* The task *
Your task is to transcribe all of the records exactly and leave out the pictures.
——
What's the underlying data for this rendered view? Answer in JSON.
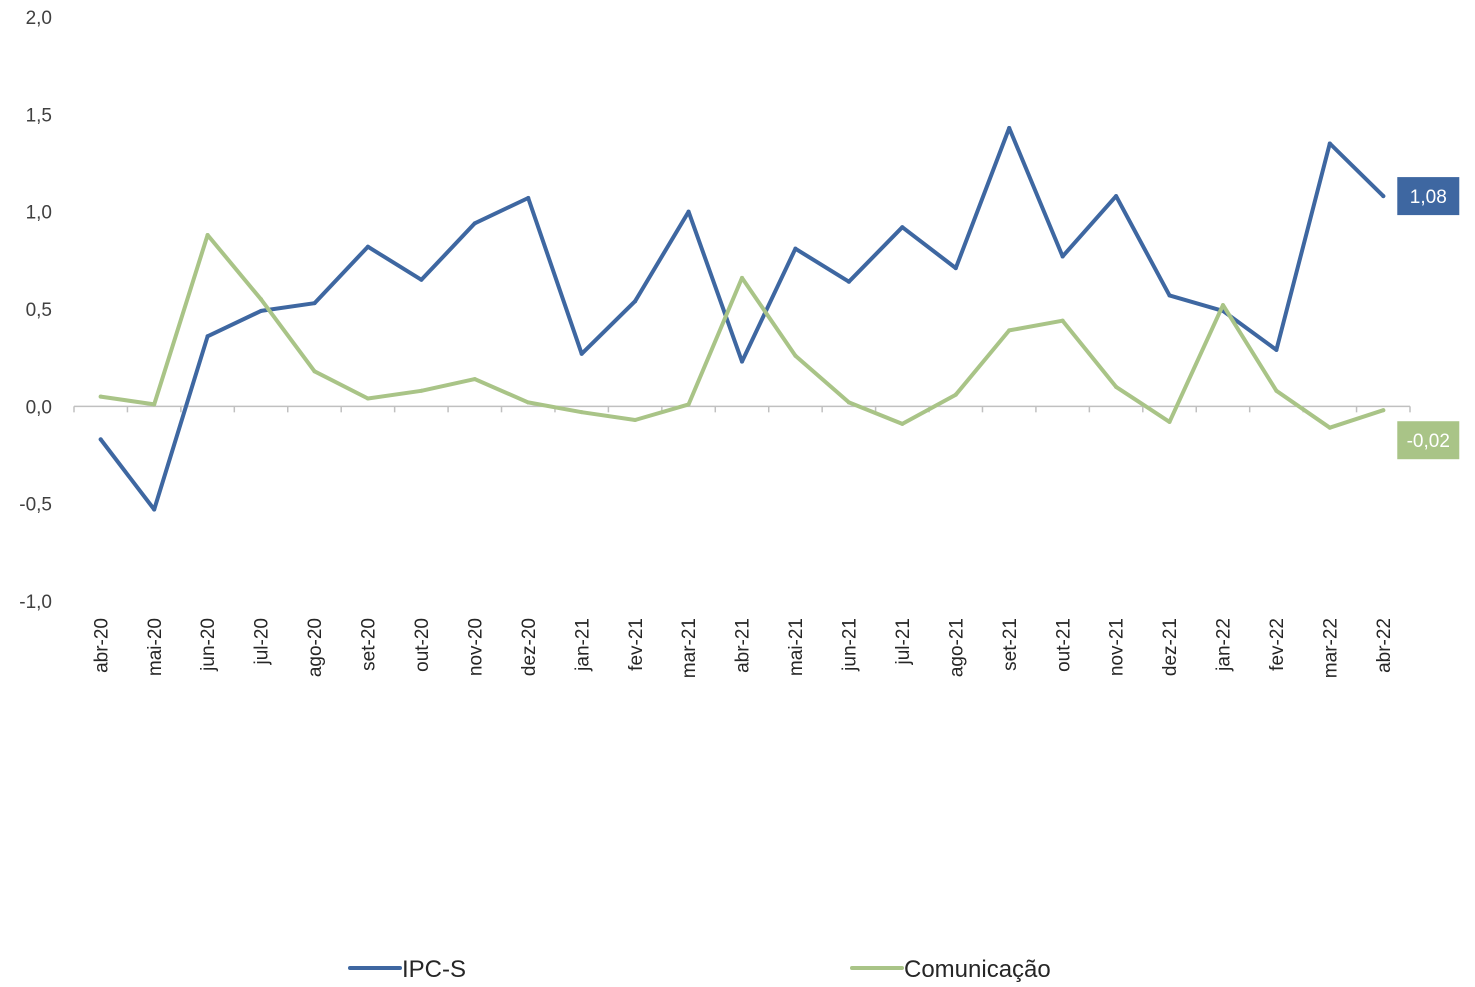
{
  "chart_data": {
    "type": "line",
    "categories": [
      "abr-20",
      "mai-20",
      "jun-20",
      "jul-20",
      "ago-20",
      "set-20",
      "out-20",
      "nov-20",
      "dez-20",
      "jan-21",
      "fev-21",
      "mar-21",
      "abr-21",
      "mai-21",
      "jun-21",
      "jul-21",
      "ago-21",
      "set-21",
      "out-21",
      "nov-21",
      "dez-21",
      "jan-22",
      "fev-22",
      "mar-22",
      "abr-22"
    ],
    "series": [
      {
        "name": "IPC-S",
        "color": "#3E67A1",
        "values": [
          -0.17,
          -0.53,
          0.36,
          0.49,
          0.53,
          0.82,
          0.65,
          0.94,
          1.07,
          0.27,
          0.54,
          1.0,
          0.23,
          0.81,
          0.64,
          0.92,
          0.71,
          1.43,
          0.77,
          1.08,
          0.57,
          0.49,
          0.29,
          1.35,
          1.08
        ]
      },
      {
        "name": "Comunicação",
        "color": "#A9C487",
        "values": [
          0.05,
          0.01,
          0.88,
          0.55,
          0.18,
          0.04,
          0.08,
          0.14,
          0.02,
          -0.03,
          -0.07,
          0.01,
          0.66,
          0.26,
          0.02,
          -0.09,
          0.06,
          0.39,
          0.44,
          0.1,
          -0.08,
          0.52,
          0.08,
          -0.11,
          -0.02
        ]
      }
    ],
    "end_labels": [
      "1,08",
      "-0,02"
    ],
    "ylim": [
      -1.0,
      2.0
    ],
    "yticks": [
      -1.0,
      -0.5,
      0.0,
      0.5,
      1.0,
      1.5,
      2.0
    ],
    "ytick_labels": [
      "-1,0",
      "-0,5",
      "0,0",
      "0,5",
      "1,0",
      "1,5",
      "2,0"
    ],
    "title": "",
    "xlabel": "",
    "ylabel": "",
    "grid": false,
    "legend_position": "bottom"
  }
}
——
* Written solution *
What's the underlying data for this rendered view? Answer in JSON.
{
  "chart_data": {
    "type": "line",
    "categories": [
      "abr-20",
      "mai-20",
      "jun-20",
      "jul-20",
      "ago-20",
      "set-20",
      "out-20",
      "nov-20",
      "dez-20",
      "jan-21",
      "fev-21",
      "mar-21",
      "abr-21",
      "mai-21",
      "jun-21",
      "jul-21",
      "ago-21",
      "set-21",
      "out-21",
      "nov-21",
      "dez-21",
      "jan-22",
      "fev-22",
      "mar-22",
      "abr-22"
    ],
    "series": [
      {
        "name": "IPC-S",
        "color": "#3E67A1",
        "values": [
          -0.17,
          -0.53,
          0.36,
          0.49,
          0.53,
          0.82,
          0.65,
          0.94,
          1.07,
          0.27,
          0.54,
          1.0,
          0.23,
          0.81,
          0.64,
          0.92,
          0.71,
          1.43,
          0.77,
          1.08,
          0.57,
          0.49,
          0.29,
          1.35,
          1.08
        ]
      },
      {
        "name": "Comunicação",
        "color": "#A9C487",
        "values": [
          0.05,
          0.01,
          0.88,
          0.55,
          0.18,
          0.04,
          0.08,
          0.14,
          0.02,
          -0.03,
          -0.07,
          0.01,
          0.66,
          0.26,
          0.02,
          -0.09,
          0.06,
          0.39,
          0.44,
          0.1,
          -0.08,
          0.52,
          0.08,
          -0.11,
          -0.02
        ]
      }
    ],
    "end_labels": [
      "1,08",
      "-0,02"
    ],
    "ylim": [
      -1.0,
      2.0
    ],
    "yticks": [
      -1.0,
      -0.5,
      0.0,
      0.5,
      1.0,
      1.5,
      2.0
    ],
    "ytick_labels": [
      "-1,0",
      "-0,5",
      "0,0",
      "0,5",
      "1,0",
      "1,5",
      "2,0"
    ],
    "title": "",
    "xlabel": "",
    "ylabel": "",
    "grid": false,
    "legend_position": "bottom"
  }
}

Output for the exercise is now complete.